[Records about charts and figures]
######

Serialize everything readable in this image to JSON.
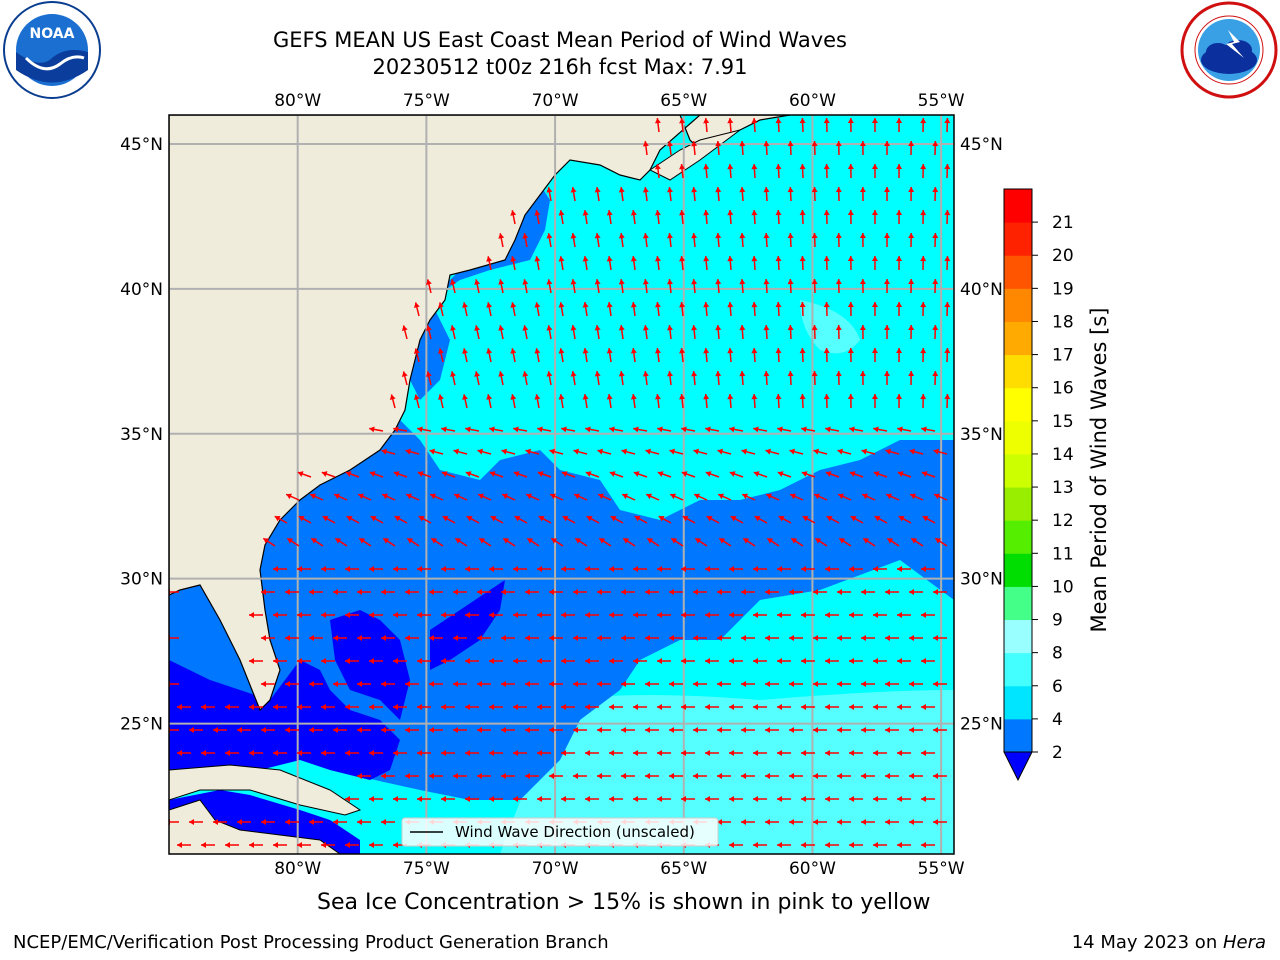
{
  "header": {
    "title_line1": "GEFS MEAN US East Coast Mean Period of Wind Waves",
    "title_line2": "20230512 t00z 216h fcst   Max: 7.91"
  },
  "logos": {
    "left": {
      "name": "noaa-logo",
      "text": "NOAA",
      "ring_text": "NATIONAL OCEANIC AND ATMOSPHERIC ADMINISTRATION · U.S. DEPARTMENT OF COMMERCE"
    },
    "right": {
      "name": "nws-logo",
      "ring_text": "NATIONAL WEATHER SERVICE"
    }
  },
  "map": {
    "lon_ticks": [
      "80°W",
      "75°W",
      "70°W",
      "65°W",
      "60°W",
      "55°W"
    ],
    "lat_ticks": [
      "45°N",
      "40°N",
      "35°N",
      "30°N",
      "25°N"
    ],
    "lon_values": [
      -80,
      -75,
      -70,
      -65,
      -60,
      -55
    ],
    "lat_values": [
      45,
      40,
      35,
      30,
      25
    ],
    "lon_range": [
      -85,
      -54.5
    ],
    "lat_range": [
      20.5,
      46
    ],
    "legend_label": "Wind Wave Direction (unscaled)",
    "arrow_color": "#ff0000",
    "land_color": "#efecdc",
    "grid_color": "#b0b0b0"
  },
  "colorbar": {
    "label": "Mean Period of Wind Waves [s]",
    "ticks": [
      "2",
      "4",
      "6",
      "8",
      "9",
      "10",
      "11",
      "12",
      "13",
      "14",
      "15",
      "16",
      "17",
      "18",
      "19",
      "20",
      "21"
    ],
    "colors": [
      "#0077ff",
      "#00e5ff",
      "#44ffff",
      "#99ffff",
      "#44ff88",
      "#00dd00",
      "#55ee00",
      "#99ee00",
      "#ccff00",
      "#eeff00",
      "#ffff00",
      "#ffdd00",
      "#ffaa00",
      "#ff8800",
      "#ff5500",
      "#ff2200",
      "#ff0000"
    ],
    "under_color": "#0000ff"
  },
  "notes": {
    "sea_ice": "Sea Ice Concentration > 15% is shown in pink to yellow"
  },
  "footer": {
    "left": "NCEP/EMC/Verification Post Processing Product Generation Branch",
    "date": "14 May 2023 on ",
    "machine": "Hera"
  }
}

######

▶ _Aim_
Transcribe the whole listing, character for character, but not its images.

▶ _Output below_
Serialize everything readable in this image to JSON.
{
  "header": {
    "title_line1": "GEFS MEAN US East Coast Mean Period of Wind Waves",
    "title_line2": "20230512 t00z 216h fcst   Max: 7.91"
  },
  "logos": {
    "left": {
      "name": "noaa-logo",
      "text": "NOAA",
      "ring_text": "NATIONAL OCEANIC AND ATMOSPHERIC ADMINISTRATION · U.S. DEPARTMENT OF COMMERCE"
    },
    "right": {
      "name": "nws-logo",
      "ring_text": "NATIONAL WEATHER SERVICE"
    }
  },
  "map": {
    "lon_ticks": [
      "80°W",
      "75°W",
      "70°W",
      "65°W",
      "60°W",
      "55°W"
    ],
    "lat_ticks": [
      "45°N",
      "40°N",
      "35°N",
      "30°N",
      "25°N"
    ],
    "lon_values": [
      -80,
      -75,
      -70,
      -65,
      -60,
      -55
    ],
    "lat_values": [
      45,
      40,
      35,
      30,
      25
    ],
    "lon_range": [
      -85,
      -54.5
    ],
    "lat_range": [
      20.5,
      46
    ],
    "legend_label": "Wind Wave Direction (unscaled)",
    "arrow_color": "#ff0000",
    "land_color": "#efecdc",
    "grid_color": "#b0b0b0"
  },
  "colorbar": {
    "label": "Mean Period of Wind Waves [s]",
    "ticks": [
      "2",
      "4",
      "6",
      "8",
      "9",
      "10",
      "11",
      "12",
      "13",
      "14",
      "15",
      "16",
      "17",
      "18",
      "19",
      "20",
      "21"
    ],
    "colors": [
      "#0077ff",
      "#00e5ff",
      "#44ffff",
      "#99ffff",
      "#44ff88",
      "#00dd00",
      "#55ee00",
      "#99ee00",
      "#ccff00",
      "#eeff00",
      "#ffff00",
      "#ffdd00",
      "#ffaa00",
      "#ff8800",
      "#ff5500",
      "#ff2200",
      "#ff0000"
    ],
    "under_color": "#0000ff"
  },
  "notes": {
    "sea_ice": "Sea Ice Concentration > 15% is shown in pink to yellow"
  },
  "footer": {
    "left": "NCEP/EMC/Verification Post Processing Product Generation Branch",
    "date": "14 May 2023 on ",
    "machine": "Hera"
  }
}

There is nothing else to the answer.